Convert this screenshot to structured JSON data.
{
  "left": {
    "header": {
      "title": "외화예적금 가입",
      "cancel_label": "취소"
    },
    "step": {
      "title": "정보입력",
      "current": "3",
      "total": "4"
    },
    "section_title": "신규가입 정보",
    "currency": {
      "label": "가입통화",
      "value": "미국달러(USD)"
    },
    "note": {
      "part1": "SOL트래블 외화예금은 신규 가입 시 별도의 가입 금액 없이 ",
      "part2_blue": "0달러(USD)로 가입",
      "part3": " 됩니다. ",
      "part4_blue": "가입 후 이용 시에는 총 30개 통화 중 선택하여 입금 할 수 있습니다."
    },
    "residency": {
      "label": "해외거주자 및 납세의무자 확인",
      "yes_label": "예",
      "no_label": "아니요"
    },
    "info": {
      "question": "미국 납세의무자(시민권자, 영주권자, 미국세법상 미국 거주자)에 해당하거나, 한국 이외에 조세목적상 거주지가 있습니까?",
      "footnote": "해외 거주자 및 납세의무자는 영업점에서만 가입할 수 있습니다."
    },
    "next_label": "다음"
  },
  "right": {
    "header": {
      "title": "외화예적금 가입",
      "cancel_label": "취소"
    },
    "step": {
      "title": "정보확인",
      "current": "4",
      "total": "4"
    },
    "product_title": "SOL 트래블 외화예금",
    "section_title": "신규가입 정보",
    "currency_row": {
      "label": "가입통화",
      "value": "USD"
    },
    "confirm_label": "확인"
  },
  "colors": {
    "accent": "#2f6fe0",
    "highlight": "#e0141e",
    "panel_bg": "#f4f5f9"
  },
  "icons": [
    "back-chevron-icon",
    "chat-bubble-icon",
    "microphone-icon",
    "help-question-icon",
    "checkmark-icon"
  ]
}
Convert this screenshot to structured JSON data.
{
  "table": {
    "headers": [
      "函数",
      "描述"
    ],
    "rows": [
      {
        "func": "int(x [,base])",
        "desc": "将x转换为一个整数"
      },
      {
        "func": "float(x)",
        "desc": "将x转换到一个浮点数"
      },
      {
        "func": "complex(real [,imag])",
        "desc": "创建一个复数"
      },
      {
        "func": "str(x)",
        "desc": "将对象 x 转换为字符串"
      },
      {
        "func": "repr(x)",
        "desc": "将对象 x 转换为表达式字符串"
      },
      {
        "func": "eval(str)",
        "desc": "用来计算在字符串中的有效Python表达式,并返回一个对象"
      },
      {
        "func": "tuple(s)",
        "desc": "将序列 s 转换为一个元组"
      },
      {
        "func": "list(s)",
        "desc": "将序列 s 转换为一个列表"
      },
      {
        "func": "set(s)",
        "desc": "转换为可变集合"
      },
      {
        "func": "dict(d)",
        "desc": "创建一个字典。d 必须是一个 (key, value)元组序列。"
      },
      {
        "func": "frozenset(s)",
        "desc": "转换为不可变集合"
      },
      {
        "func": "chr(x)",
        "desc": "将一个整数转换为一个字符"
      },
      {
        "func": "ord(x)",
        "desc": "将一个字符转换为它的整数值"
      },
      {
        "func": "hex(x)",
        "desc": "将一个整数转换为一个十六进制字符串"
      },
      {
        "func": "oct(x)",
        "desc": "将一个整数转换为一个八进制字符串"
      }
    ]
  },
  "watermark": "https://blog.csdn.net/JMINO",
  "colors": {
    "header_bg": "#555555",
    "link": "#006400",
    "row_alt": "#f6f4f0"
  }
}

• • •

- [Task brief] Using the data above, say how many lines include "question". No other reply is needed.

- [Solved exercise] 2